Transcribe the records below exactly as they appear.

┄┄┄┄┄┄┄┄┄┄

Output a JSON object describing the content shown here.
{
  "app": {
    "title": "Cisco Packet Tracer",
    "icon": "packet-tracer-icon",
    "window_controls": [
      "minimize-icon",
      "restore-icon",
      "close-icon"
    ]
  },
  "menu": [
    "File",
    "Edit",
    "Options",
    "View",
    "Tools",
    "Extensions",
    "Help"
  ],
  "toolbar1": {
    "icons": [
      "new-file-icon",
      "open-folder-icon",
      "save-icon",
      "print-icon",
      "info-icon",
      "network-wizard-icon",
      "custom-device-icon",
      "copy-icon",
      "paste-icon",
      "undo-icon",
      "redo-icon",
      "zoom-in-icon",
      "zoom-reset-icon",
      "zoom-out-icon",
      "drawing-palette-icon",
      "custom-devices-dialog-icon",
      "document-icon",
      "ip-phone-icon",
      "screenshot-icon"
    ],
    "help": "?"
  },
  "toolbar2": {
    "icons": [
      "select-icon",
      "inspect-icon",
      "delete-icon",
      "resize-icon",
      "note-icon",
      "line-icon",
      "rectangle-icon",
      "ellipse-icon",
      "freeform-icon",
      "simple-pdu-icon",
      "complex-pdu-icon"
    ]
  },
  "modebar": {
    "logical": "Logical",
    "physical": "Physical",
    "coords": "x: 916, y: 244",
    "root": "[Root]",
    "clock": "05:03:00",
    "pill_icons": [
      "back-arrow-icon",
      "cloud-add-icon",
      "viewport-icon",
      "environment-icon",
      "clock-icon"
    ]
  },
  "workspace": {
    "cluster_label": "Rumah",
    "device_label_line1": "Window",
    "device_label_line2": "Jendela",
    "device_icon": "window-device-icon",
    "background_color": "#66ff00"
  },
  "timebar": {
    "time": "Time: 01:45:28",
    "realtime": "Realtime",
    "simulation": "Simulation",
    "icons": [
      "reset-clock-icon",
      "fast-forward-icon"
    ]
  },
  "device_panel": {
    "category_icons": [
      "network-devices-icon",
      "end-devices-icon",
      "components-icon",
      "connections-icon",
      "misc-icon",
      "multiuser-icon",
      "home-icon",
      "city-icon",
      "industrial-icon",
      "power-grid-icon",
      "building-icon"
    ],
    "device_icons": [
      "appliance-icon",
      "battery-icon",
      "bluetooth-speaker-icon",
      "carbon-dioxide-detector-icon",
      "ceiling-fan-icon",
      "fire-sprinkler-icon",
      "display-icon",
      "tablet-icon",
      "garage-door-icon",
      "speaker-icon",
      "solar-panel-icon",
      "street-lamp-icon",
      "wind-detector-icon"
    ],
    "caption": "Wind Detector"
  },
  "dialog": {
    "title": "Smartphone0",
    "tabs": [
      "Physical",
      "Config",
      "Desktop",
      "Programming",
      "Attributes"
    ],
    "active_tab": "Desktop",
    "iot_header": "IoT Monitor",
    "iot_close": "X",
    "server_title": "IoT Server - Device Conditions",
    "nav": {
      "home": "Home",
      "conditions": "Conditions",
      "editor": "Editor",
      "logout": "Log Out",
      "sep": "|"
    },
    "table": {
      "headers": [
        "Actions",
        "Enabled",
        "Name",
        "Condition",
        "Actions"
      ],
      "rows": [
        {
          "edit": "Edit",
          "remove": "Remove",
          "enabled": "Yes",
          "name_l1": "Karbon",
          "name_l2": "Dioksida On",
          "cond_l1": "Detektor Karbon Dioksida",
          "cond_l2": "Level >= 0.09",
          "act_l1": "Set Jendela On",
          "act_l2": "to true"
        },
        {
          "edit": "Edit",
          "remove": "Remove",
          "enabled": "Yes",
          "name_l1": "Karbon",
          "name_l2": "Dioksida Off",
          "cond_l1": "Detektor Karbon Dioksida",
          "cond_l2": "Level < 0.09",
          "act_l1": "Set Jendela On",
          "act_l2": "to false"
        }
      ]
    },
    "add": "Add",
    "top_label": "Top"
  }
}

┄┄┄┄┄┄┄┄┄┄

TASK OUTPUT:
Output a JSON object describing the content shown here.
{
  "app": {
    "title": "Cisco Packet Tracer",
    "icon": "packet-tracer-icon",
    "window_controls": [
      "minimize-icon",
      "restore-icon",
      "close-icon"
    ]
  },
  "menu": [
    "File",
    "Edit",
    "Options",
    "View",
    "Tools",
    "Extensions",
    "Help"
  ],
  "toolbar1": {
    "icons": [
      "new-file-icon",
      "open-folder-icon",
      "save-icon",
      "print-icon",
      "info-icon",
      "network-wizard-icon",
      "custom-device-icon",
      "copy-icon",
      "paste-icon",
      "undo-icon",
      "redo-icon",
      "zoom-in-icon",
      "zoom-reset-icon",
      "zoom-out-icon",
      "drawing-palette-icon",
      "custom-devices-dialog-icon",
      "document-icon",
      "ip-phone-icon",
      "screenshot-icon"
    ],
    "help": "?"
  },
  "toolbar2": {
    "icons": [
      "select-icon",
      "inspect-icon",
      "delete-icon",
      "resize-icon",
      "note-icon",
      "line-icon",
      "rectangle-icon",
      "ellipse-icon",
      "freeform-icon",
      "simple-pdu-icon",
      "complex-pdu-icon"
    ]
  },
  "modebar": {
    "logical": "Logical",
    "physical": "Physical",
    "coords": "x: 916, y: 244",
    "root": "[Root]",
    "clock": "05:03:00",
    "pill_icons": [
      "back-arrow-icon",
      "cloud-add-icon",
      "viewport-icon",
      "environment-icon",
      "clock-icon"
    ]
  },
  "workspace": {
    "cluster_label": "Rumah",
    "device_label_line1": "Window",
    "device_label_line2": "Jendela",
    "device_icon": "window-device-icon",
    "background_color": "#66ff00"
  },
  "timebar": {
    "time": "Time: 01:45:28",
    "realtime": "Realtime",
    "simulation": "Simulation",
    "icons": [
      "reset-clock-icon",
      "fast-forward-icon"
    ]
  },
  "device_panel": {
    "category_icons": [
      "network-devices-icon",
      "end-devices-icon",
      "components-icon",
      "connections-icon",
      "misc-icon",
      "multiuser-icon",
      "home-icon",
      "city-icon",
      "industrial-icon",
      "power-grid-icon",
      "building-icon"
    ],
    "device_icons": [
      "appliance-icon",
      "battery-icon",
      "bluetooth-speaker-icon",
      "carbon-dioxide-detector-icon",
      "ceiling-fan-icon",
      "fire-sprinkler-icon",
      "display-icon",
      "tablet-icon",
      "garage-door-icon",
      "speaker-icon",
      "solar-panel-icon",
      "street-lamp-icon",
      "wind-detector-icon"
    ],
    "caption": "Wind Detector"
  },
  "dialog": {
    "title": "Smartphone0",
    "tabs": [
      "Physical",
      "Config",
      "Desktop",
      "Programming",
      "Attributes"
    ],
    "active_tab": "Desktop",
    "iot_header": "IoT Monitor",
    "iot_close": "X",
    "server_title": "IoT Server - Device Conditions",
    "nav": {
      "home": "Home",
      "conditions": "Conditions",
      "editor": "Editor",
      "logout": "Log Out",
      "sep": "|"
    },
    "table": {
      "headers": [
        "Actions",
        "Enabled",
        "Name",
        "Condition",
        "Actions"
      ],
      "rows": [
        {
          "edit": "Edit",
          "remove": "Remove",
          "enabled": "Yes",
          "name_l1": "Karbon",
          "name_l2": "Dioksida On",
          "cond_l1": "Detektor Karbon Dioksida",
          "cond_l2": "Level >= 0.09",
          "act_l1": "Set Jendela On",
          "act_l2": "to true"
        },
        {
          "edit": "Edit",
          "remove": "Remove",
          "enabled": "Yes",
          "name_l1": "Karbon",
          "name_l2": "Dioksida Off",
          "cond_l1": "Detektor Karbon Dioksida",
          "cond_l2": "Level < 0.09",
          "act_l1": "Set Jendela On",
          "act_l2": "to false"
        }
      ]
    },
    "add": "Add",
    "top_label": "Top"
  }
}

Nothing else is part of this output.